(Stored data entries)
+++++
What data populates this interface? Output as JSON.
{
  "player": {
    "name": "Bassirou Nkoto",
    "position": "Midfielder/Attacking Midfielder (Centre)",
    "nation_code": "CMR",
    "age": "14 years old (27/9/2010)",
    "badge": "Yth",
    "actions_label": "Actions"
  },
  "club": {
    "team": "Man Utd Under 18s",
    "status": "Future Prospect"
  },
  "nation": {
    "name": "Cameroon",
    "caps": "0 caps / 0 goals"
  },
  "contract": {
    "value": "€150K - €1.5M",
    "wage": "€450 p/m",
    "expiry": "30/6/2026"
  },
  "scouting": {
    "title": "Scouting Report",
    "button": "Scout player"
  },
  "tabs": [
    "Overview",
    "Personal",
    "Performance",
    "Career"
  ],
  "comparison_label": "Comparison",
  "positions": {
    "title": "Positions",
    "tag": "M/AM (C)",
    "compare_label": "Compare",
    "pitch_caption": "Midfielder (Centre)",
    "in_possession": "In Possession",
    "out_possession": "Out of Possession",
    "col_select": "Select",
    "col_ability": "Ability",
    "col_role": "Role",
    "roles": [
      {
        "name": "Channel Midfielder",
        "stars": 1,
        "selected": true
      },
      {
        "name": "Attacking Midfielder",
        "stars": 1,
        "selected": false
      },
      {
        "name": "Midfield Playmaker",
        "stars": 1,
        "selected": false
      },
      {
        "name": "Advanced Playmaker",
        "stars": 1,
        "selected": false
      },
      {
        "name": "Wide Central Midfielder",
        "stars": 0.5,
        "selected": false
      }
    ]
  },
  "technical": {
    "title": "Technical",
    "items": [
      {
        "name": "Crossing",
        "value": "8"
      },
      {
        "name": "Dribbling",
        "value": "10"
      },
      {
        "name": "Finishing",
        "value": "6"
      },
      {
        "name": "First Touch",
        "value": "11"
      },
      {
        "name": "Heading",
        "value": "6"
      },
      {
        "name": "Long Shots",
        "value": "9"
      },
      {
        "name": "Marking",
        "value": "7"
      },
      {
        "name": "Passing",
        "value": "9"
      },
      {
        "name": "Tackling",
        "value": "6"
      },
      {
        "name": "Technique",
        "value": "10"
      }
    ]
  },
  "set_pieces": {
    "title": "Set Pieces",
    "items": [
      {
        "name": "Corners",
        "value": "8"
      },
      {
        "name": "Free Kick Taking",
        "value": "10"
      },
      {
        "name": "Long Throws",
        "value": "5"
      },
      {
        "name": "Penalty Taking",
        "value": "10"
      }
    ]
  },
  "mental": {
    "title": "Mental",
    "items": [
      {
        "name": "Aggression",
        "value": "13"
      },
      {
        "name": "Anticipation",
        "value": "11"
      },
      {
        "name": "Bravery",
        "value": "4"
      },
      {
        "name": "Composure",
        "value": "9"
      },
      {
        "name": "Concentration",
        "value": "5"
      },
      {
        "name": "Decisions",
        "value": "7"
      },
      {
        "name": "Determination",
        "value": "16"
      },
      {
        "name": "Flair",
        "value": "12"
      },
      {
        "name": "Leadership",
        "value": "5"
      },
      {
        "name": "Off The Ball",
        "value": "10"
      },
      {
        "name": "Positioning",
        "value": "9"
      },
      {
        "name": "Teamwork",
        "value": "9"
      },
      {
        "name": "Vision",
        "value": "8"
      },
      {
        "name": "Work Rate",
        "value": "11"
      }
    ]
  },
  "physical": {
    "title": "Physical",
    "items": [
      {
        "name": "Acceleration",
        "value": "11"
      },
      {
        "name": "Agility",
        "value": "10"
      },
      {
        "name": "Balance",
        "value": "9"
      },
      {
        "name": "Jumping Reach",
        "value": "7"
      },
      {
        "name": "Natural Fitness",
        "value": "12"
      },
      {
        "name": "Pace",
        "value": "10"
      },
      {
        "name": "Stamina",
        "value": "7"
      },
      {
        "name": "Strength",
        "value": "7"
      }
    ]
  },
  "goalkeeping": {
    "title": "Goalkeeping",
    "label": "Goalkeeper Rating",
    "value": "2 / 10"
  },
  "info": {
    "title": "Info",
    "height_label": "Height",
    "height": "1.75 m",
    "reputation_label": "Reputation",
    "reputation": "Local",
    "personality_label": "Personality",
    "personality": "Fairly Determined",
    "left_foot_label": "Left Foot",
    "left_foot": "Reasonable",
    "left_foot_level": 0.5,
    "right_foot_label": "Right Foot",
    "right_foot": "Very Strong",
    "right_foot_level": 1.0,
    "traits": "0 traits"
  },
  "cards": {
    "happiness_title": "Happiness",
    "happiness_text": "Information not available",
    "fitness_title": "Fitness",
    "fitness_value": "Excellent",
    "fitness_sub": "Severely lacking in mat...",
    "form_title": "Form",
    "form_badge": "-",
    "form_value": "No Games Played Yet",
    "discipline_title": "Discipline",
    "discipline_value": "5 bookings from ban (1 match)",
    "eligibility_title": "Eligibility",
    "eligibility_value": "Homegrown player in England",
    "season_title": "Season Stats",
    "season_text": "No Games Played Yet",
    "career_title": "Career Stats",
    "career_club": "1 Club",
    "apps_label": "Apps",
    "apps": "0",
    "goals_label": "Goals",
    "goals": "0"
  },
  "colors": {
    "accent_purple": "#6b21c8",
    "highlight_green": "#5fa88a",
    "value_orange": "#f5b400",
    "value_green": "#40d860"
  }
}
+++++
▶ [AIM OF THE EXERCISE]: Output the complete data exactly as written.

▶ [SOLUTION]:
What data populates this interface? Output as JSON.
{
  "player": {
    "name": "Bassirou Nkoto",
    "position": "Midfielder/Attacking Midfielder (Centre)",
    "nation_code": "CMR",
    "age": "14 years old (27/9/2010)",
    "badge": "Yth",
    "actions_label": "Actions"
  },
  "club": {
    "team": "Man Utd Under 18s",
    "status": "Future Prospect"
  },
  "nation": {
    "name": "Cameroon",
    "caps": "0 caps / 0 goals"
  },
  "contract": {
    "value": "€150K - €1.5M",
    "wage": "€450 p/m",
    "expiry": "30/6/2026"
  },
  "scouting": {
    "title": "Scouting Report",
    "button": "Scout player"
  },
  "tabs": [
    "Overview",
    "Personal",
    "Performance",
    "Career"
  ],
  "comparison_label": "Comparison",
  "positions": {
    "title": "Positions",
    "tag": "M/AM (C)",
    "compare_label": "Compare",
    "pitch_caption": "Midfielder (Centre)",
    "in_possession": "In Possession",
    "out_possession": "Out of Possession",
    "col_select": "Select",
    "col_ability": "Ability",
    "col_role": "Role",
    "roles": [
      {
        "name": "Channel Midfielder",
        "stars": 1,
        "selected": true
      },
      {
        "name": "Attacking Midfielder",
        "stars": 1,
        "selected": false
      },
      {
        "name": "Midfield Playmaker",
        "stars": 1,
        "selected": false
      },
      {
        "name": "Advanced Playmaker",
        "stars": 1,
        "selected": false
      },
      {
        "name": "Wide Central Midfielder",
        "stars": 0.5,
        "selected": false
      }
    ]
  },
  "technical": {
    "title": "Technical",
    "items": [
      {
        "name": "Crossing",
        "value": "8"
      },
      {
        "name": "Dribbling",
        "value": "10"
      },
      {
        "name": "Finishing",
        "value": "6"
      },
      {
        "name": "First Touch",
        "value": "11"
      },
      {
        "name": "Heading",
        "value": "6"
      },
      {
        "name": "Long Shots",
        "value": "9"
      },
      {
        "name": "Marking",
        "value": "7"
      },
      {
        "name": "Passing",
        "value": "9"
      },
      {
        "name": "Tackling",
        "value": "6"
      },
      {
        "name": "Technique",
        "value": "10"
      }
    ]
  },
  "set_pieces": {
    "title": "Set Pieces",
    "items": [
      {
        "name": "Corners",
        "value": "8"
      },
      {
        "name": "Free Kick Taking",
        "value": "10"
      },
      {
        "name": "Long Throws",
        "value": "5"
      },
      {
        "name": "Penalty Taking",
        "value": "10"
      }
    ]
  },
  "mental": {
    "title": "Mental",
    "items": [
      {
        "name": "Aggression",
        "value": "13"
      },
      {
        "name": "Anticipation",
        "value": "11"
      },
      {
        "name": "Bravery",
        "value": "4"
      },
      {
        "name": "Composure",
        "value": "9"
      },
      {
        "name": "Concentration",
        "value": "5"
      },
      {
        "name": "Decisions",
        "value": "7"
      },
      {
        "name": "Determination",
        "value": "16"
      },
      {
        "name": "Flair",
        "value": "12"
      },
      {
        "name": "Leadership",
        "value": "5"
      },
      {
        "name": "Off The Ball",
        "value": "10"
      },
      {
        "name": "Positioning",
        "value": "9"
      },
      {
        "name": "Teamwork",
        "value": "9"
      },
      {
        "name": "Vision",
        "value": "8"
      },
      {
        "name": "Work Rate",
        "value": "11"
      }
    ]
  },
  "physical": {
    "title": "Physical",
    "items": [
      {
        "name": "Acceleration",
        "value": "11"
      },
      {
        "name": "Agility",
        "value": "10"
      },
      {
        "name": "Balance",
        "value": "9"
      },
      {
        "name": "Jumping Reach",
        "value": "7"
      },
      {
        "name": "Natural Fitness",
        "value": "12"
      },
      {
        "name": "Pace",
        "value": "10"
      },
      {
        "name": "Stamina",
        "value": "7"
      },
      {
        "name": "Strength",
        "value": "7"
      }
    ]
  },
  "goalkeeping": {
    "title": "Goalkeeping",
    "label": "Goalkeeper Rating",
    "value": "2 / 10"
  },
  "info": {
    "title": "Info",
    "height_label": "Height",
    "height": "1.75 m",
    "reputation_label": "Reputation",
    "reputation": "Local",
    "personality_label": "Personality",
    "personality": "Fairly Determined",
    "left_foot_label": "Left Foot",
    "left_foot": "Reasonable",
    "left_foot_level": 0.5,
    "right_foot_label": "Right Foot",
    "right_foot": "Very Strong",
    "right_foot_level": 1.0,
    "traits": "0 traits"
  },
  "cards": {
    "happiness_title": "Happiness",
    "happiness_text": "Information not available",
    "fitness_title": "Fitness",
    "fitness_value": "Excellent",
    "fitness_sub": "Severely lacking in mat...",
    "form_title": "Form",
    "form_badge": "-",
    "form_value": "No Games Played Yet",
    "discipline_title": "Discipline",
    "discipline_value": "5 bookings from ban (1 match)",
    "eligibility_title": "Eligibility",
    "eligibility_value": "Homegrown player in England",
    "season_title": "Season Stats",
    "season_text": "No Games Played Yet",
    "career_title": "Career Stats",
    "career_club": "1 Club",
    "apps_label": "Apps",
    "apps": "0",
    "goals_label": "Goals",
    "goals": "0"
  },
  "colors": {
    "accent_purple": "#6b21c8",
    "highlight_green": "#5fa88a",
    "value_orange": "#f5b400",
    "value_green": "#40d860"
  }
}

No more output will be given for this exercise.